Pictures aside, repeat every entry exactly.

DATASET ROWS:
******
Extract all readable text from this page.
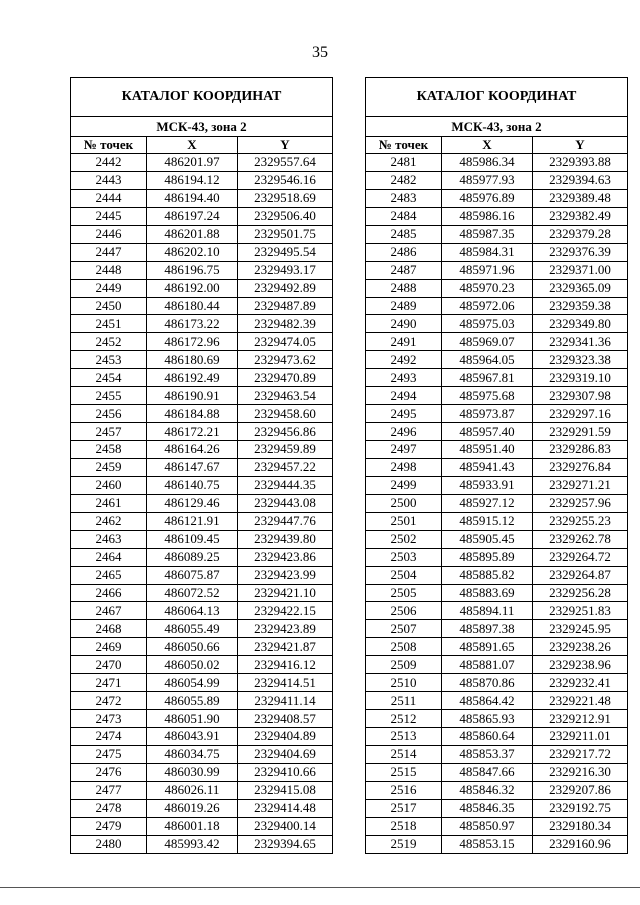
35
КАТАЛОГ КООРДИНАТ		
МСК-43, зона 2		
№ точек	X	Y
2442	486201.97	2329557.64
2443	486194.12	2329546.16
2444	486194.40	2329518.69
2445	486197.24	2329506.40
2446	486201.88	2329501.75
2447	486202.10	2329495.54
2448	486196.75	2329493.17
2449	486192.00	2329492.89
2450	486180.44	2329487.89
2451	486173.22	2329482.39
2452	486172.96	2329474.05
2453	486180.69	2329473.62
2454	486192.49	2329470.89
2455	486190.91	2329463.54
2456	486184.88	2329458.60
2457	486172.21	2329456.86
2458	486164.26	2329459.89
2459	486147.67	2329457.22
2460	486140.75	2329444.35
2461	486129.46	2329443.08
2462	486121.91	2329447.76
2463	486109.45	2329439.80
2464	486089.25	2329423.86
2465	486075.87	2329423.99
2466	486072.52	2329421.10
2467	486064.13	2329422.15
2468	486055.49	2329423.89
2469	486050.66	2329421.87
2470	486050.02	2329416.12
2471	486054.99	2329414.51
2472	486055.89	2329411.14
2473	486051.90	2329408.57
2474	486043.91	2329404.89
2475	486034.75	2329404.69
2476	486030.99	2329410.66
2477	486026.11	2329415.08
2478	486019.26	2329414.48
2479	486001.18	2329400.14
2480	485993.42	2329394.65
КАТАЛОГ КООРДИНАТ		
МСК-43, зона 2		
№ точек	X	Y
2481	485986.34	2329393.88
2482	485977.93	2329394.63
2483	485976.89	2329389.48
2484	485986.16	2329382.49
2485	485987.35	2329379.28
2486	485984.31	2329376.39
2487	485971.96	2329371.00
2488	485970.23	2329365.09
2489	485972.06	2329359.38
2490	485975.03	2329349.80
2491	485969.07	2329341.36
2492	485964.05	2329323.38
2493	485967.81	2329319.10
2494	485975.68	2329307.98
2495	485973.87	2329297.16
2496	485957.40	2329291.59
2497	485951.40	2329286.83
2498	485941.43	2329276.84
2499	485933.91	2329271.21
2500	485927.12	2329257.96
2501	485915.12	2329255.23
2502	485905.45	2329262.78
2503	485895.89	2329264.72
2504	485885.82	2329264.87
2505	485883.69	2329256.28
2506	485894.11	2329251.83
2507	485897.38	2329245.95
2508	485891.65	2329238.26
2509	485881.07	2329238.96
2510	485870.86	2329232.41
2511	485864.42	2329221.48
2512	485865.93	2329212.91
2513	485860.64	2329211.01
2514	485853.37	2329217.72
2515	485847.66	2329216.30
2516	485846.32	2329207.86
2517	485846.35	2329192.75
2518	485850.97	2329180.34
2519	485853.15	2329160.96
******
FINISHED ANSWER:
Extract all readable text from this page.
35
КАТАЛОГ КООРДИНАТ		
МСК-43, зона 2		
№ точек	X	Y
2442	486201.97	2329557.64
2443	486194.12	2329546.16
2444	486194.40	2329518.69
2445	486197.24	2329506.40
2446	486201.88	2329501.75
2447	486202.10	2329495.54
2448	486196.75	2329493.17
2449	486192.00	2329492.89
2450	486180.44	2329487.89
2451	486173.22	2329482.39
2452	486172.96	2329474.05
2453	486180.69	2329473.62
2454	486192.49	2329470.89
2455	486190.91	2329463.54
2456	486184.88	2329458.60
2457	486172.21	2329456.86
2458	486164.26	2329459.89
2459	486147.67	2329457.22
2460	486140.75	2329444.35
2461	486129.46	2329443.08
2462	486121.91	2329447.76
2463	486109.45	2329439.80
2464	486089.25	2329423.86
2465	486075.87	2329423.99
2466	486072.52	2329421.10
2467	486064.13	2329422.15
2468	486055.49	2329423.89
2469	486050.66	2329421.87
2470	486050.02	2329416.12
2471	486054.99	2329414.51
2472	486055.89	2329411.14
2473	486051.90	2329408.57
2474	486043.91	2329404.89
2475	486034.75	2329404.69
2476	486030.99	2329410.66
2477	486026.11	2329415.08
2478	486019.26	2329414.48
2479	486001.18	2329400.14
2480	485993.42	2329394.65
КАТАЛОГ КООРДИНАТ		
МСК-43, зона 2		
№ точек	X	Y
2481	485986.34	2329393.88
2482	485977.93	2329394.63
2483	485976.89	2329389.48
2484	485986.16	2329382.49
2485	485987.35	2329379.28
2486	485984.31	2329376.39
2487	485971.96	2329371.00
2488	485970.23	2329365.09
2489	485972.06	2329359.38
2490	485975.03	2329349.80
2491	485969.07	2329341.36
2492	485964.05	2329323.38
2493	485967.81	2329319.10
2494	485975.68	2329307.98
2495	485973.87	2329297.16
2496	485957.40	2329291.59
2497	485951.40	2329286.83
2498	485941.43	2329276.84
2499	485933.91	2329271.21
2500	485927.12	2329257.96
2501	485915.12	2329255.23
2502	485905.45	2329262.78
2503	485895.89	2329264.72
2504	485885.82	2329264.87
2505	485883.69	2329256.28
2506	485894.11	2329251.83
2507	485897.38	2329245.95
2508	485891.65	2329238.26
2509	485881.07	2329238.96
2510	485870.86	2329232.41
2511	485864.42	2329221.48
2512	485865.93	2329212.91
2513	485860.64	2329211.01
2514	485853.37	2329217.72
2515	485847.66	2329216.30
2516	485846.32	2329207.86
2517	485846.35	2329192.75
2518	485850.97	2329180.34
2519	485853.15	2329160.96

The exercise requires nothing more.